__What to produce__
Go through the entries below and pick out every line with "data".

__Records for this exercise__
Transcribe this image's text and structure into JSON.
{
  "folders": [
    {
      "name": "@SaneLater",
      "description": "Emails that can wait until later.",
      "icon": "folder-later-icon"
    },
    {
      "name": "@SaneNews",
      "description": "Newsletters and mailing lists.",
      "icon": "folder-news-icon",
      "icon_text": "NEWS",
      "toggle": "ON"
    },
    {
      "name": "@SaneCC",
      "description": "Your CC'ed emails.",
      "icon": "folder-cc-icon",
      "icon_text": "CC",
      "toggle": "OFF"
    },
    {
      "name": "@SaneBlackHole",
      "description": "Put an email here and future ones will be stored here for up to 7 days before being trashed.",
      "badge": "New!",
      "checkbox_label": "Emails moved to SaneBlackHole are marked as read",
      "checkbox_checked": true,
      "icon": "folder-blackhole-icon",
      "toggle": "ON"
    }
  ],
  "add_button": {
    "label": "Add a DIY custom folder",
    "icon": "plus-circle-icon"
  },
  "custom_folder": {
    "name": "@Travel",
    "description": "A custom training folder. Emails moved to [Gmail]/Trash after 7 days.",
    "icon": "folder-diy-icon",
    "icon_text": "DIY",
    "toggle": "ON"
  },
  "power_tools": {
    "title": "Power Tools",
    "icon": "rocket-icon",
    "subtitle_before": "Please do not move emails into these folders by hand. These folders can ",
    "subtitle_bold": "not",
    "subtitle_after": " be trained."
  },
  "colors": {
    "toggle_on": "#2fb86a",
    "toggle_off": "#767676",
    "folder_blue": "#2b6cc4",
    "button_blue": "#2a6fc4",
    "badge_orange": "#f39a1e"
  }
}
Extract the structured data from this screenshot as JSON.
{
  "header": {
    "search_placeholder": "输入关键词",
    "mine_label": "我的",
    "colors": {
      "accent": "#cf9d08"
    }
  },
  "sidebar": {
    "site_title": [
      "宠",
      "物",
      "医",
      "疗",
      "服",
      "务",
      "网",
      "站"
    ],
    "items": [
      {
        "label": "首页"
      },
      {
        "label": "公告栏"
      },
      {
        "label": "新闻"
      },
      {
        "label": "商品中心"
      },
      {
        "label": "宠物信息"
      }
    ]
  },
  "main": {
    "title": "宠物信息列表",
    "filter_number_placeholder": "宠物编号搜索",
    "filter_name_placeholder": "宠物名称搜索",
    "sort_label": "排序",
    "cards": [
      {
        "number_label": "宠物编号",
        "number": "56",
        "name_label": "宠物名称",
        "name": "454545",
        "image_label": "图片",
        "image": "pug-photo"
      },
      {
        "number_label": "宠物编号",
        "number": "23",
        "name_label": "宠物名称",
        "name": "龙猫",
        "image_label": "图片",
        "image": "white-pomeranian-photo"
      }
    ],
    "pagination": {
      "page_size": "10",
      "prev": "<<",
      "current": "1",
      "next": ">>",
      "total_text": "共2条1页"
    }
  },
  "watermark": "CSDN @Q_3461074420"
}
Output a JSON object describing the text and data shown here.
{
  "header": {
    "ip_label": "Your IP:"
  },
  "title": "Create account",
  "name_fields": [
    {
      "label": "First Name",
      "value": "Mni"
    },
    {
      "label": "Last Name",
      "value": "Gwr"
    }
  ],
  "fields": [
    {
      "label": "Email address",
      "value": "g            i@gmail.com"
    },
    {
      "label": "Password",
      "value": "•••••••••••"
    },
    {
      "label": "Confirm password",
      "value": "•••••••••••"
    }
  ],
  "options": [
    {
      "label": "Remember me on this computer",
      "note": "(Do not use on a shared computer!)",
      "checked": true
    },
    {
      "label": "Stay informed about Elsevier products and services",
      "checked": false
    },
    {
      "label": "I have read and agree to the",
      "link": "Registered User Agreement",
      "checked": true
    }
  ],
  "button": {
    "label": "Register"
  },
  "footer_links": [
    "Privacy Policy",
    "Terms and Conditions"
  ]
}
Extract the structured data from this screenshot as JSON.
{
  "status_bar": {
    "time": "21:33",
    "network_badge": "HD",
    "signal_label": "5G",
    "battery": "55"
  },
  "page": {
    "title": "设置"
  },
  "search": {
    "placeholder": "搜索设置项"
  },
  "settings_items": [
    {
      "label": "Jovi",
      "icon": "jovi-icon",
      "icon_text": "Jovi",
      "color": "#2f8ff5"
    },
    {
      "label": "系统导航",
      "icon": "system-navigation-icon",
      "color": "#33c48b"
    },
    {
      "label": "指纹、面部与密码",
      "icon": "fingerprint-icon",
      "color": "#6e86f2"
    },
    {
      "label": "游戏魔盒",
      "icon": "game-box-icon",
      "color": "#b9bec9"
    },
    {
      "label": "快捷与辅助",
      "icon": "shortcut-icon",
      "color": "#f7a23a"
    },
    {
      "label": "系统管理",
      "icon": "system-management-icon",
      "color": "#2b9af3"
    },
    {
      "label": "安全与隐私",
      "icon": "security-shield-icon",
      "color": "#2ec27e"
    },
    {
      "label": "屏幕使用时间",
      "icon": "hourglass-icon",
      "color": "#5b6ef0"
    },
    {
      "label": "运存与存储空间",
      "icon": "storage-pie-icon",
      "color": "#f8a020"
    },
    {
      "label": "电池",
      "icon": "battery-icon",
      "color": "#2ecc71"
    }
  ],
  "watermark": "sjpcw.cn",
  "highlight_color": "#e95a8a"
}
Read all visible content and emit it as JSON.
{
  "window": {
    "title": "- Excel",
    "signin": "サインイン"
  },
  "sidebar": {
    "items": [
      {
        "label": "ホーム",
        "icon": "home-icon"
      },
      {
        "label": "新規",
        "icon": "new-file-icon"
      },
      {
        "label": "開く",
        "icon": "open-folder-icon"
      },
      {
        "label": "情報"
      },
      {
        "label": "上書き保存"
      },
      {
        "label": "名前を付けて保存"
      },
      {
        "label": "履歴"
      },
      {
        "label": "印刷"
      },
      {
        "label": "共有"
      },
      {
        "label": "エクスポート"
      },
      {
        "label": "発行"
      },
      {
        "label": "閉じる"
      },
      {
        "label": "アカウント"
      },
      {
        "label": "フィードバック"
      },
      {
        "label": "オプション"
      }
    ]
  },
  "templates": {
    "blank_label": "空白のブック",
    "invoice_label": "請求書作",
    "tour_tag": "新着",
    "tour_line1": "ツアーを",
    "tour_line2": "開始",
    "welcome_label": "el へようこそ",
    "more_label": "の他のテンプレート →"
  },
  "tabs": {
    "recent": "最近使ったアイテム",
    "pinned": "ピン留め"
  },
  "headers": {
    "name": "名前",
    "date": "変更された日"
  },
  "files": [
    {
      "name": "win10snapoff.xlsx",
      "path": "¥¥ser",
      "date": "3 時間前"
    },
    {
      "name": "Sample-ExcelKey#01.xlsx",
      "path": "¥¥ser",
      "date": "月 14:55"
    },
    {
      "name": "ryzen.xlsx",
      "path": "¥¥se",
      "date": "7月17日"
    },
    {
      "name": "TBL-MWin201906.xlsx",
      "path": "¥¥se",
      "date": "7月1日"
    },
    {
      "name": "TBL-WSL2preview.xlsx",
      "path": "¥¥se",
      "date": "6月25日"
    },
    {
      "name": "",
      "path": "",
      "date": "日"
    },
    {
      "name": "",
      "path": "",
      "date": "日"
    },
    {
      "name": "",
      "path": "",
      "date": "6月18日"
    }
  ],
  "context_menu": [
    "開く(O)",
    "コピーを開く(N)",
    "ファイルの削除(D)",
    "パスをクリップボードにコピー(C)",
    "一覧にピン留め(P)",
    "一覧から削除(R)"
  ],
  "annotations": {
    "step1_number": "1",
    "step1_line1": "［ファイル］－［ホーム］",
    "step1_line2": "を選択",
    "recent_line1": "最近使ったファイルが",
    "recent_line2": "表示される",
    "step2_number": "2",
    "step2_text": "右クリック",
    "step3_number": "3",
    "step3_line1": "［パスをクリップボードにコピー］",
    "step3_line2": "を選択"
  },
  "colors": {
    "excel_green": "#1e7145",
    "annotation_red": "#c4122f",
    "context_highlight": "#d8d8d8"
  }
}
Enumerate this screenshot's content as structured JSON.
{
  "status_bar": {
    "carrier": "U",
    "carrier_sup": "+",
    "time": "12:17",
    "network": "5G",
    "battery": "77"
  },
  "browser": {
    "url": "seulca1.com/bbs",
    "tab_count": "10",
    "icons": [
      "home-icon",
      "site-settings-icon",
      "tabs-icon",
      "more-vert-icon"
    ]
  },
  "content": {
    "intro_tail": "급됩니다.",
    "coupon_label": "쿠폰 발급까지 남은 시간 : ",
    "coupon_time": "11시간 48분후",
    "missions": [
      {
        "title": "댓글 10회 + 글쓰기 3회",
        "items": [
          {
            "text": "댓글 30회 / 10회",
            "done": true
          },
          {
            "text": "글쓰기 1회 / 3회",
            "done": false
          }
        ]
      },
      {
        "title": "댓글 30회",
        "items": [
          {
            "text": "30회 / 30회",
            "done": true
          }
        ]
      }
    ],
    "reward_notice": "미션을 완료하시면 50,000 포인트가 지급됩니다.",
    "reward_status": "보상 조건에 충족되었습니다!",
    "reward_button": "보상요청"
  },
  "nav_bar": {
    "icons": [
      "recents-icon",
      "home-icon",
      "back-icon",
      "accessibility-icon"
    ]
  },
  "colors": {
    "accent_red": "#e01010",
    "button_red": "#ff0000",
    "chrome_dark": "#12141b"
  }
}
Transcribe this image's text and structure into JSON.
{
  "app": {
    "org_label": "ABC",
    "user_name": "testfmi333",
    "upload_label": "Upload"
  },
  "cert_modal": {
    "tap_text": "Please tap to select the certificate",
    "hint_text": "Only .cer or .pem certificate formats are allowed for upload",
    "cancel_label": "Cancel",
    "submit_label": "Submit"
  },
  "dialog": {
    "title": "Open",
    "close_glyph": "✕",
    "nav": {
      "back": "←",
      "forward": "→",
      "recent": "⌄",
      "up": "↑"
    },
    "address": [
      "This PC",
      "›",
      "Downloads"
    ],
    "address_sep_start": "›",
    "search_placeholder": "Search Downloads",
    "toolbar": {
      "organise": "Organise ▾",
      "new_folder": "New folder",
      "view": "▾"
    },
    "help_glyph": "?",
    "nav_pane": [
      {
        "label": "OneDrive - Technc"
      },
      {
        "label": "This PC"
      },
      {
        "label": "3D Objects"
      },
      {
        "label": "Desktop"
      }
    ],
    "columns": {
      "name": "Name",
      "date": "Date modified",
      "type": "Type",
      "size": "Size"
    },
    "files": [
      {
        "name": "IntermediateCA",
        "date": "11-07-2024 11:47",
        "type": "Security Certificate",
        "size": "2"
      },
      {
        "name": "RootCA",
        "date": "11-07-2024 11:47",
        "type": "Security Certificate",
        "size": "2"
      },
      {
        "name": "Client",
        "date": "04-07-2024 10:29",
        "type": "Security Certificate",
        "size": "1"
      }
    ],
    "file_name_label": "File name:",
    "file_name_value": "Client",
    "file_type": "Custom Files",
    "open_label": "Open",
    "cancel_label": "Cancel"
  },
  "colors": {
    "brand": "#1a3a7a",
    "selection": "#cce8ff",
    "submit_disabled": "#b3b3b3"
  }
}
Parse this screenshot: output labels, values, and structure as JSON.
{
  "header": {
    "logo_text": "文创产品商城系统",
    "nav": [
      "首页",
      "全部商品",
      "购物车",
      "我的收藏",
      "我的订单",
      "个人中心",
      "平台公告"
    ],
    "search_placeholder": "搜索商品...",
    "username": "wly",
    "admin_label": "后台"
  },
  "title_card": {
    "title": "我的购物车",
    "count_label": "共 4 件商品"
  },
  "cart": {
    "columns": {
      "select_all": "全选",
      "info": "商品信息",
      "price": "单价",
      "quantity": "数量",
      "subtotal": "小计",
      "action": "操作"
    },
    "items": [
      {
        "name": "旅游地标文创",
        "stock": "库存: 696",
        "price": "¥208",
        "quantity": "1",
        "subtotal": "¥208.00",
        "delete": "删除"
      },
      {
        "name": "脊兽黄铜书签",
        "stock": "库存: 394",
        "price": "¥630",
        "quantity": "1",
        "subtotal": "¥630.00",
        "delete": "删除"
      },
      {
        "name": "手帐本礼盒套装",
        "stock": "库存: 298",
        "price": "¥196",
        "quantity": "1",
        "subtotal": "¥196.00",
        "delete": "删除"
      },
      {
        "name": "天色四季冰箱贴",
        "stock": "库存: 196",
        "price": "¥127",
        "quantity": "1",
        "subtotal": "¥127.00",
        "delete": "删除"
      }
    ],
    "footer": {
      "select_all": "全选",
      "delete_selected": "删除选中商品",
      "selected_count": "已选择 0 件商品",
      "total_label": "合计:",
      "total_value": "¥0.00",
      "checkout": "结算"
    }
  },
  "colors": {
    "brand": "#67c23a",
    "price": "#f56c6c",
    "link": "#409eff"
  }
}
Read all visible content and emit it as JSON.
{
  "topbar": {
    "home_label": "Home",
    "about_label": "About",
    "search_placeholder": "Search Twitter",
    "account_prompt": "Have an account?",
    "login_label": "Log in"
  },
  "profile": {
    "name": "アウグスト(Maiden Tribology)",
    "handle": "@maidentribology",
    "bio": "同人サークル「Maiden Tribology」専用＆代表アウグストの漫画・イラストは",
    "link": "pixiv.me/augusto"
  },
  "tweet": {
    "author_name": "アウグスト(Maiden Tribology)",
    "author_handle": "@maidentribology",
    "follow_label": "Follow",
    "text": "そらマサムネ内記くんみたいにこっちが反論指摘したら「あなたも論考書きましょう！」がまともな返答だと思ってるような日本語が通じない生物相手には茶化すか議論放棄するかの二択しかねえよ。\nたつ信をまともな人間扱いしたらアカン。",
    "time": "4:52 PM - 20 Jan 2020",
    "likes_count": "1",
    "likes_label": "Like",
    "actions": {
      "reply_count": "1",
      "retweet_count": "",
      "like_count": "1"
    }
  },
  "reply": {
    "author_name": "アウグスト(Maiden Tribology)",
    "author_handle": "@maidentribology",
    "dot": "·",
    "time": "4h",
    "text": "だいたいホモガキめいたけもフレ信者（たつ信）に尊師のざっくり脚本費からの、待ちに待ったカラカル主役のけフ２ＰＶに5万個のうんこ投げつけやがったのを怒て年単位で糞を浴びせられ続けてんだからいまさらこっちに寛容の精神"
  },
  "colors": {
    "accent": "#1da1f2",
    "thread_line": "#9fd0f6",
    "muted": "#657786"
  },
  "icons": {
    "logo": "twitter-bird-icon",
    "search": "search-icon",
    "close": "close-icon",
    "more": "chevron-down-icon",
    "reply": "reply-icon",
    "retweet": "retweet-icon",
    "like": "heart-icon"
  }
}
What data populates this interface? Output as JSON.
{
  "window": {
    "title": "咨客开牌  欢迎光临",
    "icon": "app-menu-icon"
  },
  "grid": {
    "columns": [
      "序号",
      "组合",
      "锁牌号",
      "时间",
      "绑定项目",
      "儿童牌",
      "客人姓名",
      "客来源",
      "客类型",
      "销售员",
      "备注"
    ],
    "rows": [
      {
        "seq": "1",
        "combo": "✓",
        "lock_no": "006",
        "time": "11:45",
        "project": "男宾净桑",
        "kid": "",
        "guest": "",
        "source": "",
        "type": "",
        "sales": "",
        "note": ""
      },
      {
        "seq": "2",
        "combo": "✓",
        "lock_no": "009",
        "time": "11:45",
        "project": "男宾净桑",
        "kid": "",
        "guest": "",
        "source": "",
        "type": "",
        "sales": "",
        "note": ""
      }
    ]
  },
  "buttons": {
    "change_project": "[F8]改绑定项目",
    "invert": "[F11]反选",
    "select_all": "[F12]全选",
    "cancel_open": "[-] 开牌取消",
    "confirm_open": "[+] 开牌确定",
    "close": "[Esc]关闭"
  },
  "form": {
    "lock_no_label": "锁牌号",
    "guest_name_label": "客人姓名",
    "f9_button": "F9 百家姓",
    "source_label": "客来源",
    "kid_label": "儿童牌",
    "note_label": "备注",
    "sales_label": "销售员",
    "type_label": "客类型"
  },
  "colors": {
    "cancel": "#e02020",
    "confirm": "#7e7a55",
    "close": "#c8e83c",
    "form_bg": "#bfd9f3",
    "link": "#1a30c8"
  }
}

__Answer below__
Extract the structured data from this screenshot as JSON.
Output a JSON object describing the text and data shown here.
Extract the structured data from this screenshot as JSON.
What data populates this interface? Output as JSON.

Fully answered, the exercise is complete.